-------- RAW RECORDS --------

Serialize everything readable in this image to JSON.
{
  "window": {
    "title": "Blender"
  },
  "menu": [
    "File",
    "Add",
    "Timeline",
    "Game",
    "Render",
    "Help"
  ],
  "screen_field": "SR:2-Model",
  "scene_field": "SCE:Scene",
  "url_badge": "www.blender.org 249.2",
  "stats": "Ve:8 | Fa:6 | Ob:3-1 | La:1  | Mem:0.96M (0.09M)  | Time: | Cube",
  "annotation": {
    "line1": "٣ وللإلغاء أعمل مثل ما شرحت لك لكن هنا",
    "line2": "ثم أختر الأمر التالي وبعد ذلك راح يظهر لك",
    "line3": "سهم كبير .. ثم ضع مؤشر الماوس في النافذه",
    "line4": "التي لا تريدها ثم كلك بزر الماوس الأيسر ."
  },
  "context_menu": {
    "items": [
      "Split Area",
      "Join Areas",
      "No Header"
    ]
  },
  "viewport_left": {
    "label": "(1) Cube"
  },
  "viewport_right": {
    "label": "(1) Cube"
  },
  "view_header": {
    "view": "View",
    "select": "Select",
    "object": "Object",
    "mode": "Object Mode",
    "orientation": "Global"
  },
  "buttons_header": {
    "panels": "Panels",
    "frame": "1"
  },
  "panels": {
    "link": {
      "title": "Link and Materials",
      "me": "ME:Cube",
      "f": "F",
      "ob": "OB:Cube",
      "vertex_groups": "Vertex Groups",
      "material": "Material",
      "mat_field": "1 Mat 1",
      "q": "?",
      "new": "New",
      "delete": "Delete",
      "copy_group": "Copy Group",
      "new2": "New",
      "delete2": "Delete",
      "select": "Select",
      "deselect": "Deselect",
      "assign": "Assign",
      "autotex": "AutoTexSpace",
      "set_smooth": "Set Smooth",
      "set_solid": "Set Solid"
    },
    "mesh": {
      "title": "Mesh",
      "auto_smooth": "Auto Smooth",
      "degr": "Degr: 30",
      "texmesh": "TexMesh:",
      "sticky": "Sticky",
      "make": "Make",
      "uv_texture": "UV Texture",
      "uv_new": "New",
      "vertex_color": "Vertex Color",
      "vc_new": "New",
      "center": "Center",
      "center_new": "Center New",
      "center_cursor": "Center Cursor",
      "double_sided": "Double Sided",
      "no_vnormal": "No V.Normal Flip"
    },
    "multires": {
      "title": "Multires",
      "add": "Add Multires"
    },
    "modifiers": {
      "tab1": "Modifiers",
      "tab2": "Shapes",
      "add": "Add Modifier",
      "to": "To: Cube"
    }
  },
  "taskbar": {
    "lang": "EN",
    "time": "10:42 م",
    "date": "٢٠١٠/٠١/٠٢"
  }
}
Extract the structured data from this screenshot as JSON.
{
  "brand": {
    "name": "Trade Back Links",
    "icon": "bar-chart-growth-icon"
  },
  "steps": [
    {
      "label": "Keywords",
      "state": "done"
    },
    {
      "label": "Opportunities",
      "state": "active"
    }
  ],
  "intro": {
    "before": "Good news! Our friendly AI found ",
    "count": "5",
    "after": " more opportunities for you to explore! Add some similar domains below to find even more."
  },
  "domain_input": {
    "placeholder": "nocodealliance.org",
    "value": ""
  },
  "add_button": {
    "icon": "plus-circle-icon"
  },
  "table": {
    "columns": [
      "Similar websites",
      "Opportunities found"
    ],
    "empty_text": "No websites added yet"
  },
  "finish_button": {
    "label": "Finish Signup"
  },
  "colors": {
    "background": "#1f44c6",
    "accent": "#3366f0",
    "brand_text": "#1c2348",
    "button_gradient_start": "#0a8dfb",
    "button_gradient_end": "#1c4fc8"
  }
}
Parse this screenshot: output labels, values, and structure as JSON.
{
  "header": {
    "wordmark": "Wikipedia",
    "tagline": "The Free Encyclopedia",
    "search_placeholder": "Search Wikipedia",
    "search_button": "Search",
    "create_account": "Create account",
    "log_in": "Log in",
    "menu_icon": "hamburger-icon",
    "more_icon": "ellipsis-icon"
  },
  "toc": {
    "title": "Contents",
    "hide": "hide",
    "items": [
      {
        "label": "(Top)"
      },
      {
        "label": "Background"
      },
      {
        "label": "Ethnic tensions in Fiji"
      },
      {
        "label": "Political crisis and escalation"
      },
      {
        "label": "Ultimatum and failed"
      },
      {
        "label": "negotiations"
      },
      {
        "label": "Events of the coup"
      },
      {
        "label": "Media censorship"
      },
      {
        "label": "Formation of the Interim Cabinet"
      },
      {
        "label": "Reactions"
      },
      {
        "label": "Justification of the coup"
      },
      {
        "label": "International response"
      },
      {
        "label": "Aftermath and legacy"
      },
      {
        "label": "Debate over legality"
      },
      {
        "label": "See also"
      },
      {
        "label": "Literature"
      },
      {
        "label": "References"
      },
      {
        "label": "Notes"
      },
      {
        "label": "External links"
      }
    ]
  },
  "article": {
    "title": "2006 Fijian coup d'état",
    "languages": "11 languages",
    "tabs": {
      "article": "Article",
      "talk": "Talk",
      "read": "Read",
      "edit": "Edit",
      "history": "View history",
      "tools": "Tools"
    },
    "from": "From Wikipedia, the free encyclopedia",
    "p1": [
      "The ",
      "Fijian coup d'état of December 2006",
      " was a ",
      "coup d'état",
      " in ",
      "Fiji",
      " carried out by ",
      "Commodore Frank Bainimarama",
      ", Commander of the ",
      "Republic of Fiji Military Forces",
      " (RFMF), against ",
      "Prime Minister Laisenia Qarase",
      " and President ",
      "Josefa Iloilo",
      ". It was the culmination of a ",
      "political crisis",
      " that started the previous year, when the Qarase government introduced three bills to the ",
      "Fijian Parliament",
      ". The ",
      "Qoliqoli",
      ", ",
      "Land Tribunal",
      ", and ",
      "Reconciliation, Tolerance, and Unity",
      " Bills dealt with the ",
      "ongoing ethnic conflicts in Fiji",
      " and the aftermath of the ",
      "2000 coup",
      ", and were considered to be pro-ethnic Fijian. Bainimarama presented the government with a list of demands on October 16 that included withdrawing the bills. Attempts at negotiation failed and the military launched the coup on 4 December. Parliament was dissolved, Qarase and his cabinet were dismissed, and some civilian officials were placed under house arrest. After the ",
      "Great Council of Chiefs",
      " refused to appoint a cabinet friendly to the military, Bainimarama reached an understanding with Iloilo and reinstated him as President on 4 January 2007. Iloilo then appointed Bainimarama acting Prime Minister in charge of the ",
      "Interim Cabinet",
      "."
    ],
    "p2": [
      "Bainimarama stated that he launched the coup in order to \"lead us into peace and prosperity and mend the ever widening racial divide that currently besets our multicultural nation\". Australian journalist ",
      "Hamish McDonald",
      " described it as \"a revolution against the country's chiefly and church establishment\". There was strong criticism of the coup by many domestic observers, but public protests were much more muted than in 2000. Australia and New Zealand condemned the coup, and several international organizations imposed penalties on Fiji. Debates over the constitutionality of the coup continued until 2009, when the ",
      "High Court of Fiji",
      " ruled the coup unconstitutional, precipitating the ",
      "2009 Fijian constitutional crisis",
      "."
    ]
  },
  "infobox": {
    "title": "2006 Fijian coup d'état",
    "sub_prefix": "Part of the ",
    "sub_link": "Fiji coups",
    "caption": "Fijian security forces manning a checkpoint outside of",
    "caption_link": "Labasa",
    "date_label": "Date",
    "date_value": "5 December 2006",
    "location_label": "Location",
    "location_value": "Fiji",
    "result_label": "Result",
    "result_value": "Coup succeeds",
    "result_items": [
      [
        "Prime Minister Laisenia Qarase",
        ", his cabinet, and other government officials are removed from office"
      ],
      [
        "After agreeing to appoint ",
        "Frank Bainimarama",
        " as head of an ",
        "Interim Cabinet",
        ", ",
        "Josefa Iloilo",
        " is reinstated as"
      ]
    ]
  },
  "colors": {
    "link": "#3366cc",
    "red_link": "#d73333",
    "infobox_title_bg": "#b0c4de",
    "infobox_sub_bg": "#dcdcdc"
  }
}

--------

Go through the material above and copy each line that has the word "JSON".

Serialize everything readable in this image to JSON.
Extract the structured data from this screenshot as JSON.
Parse this screenshot: output labels, values, and structure as JSON.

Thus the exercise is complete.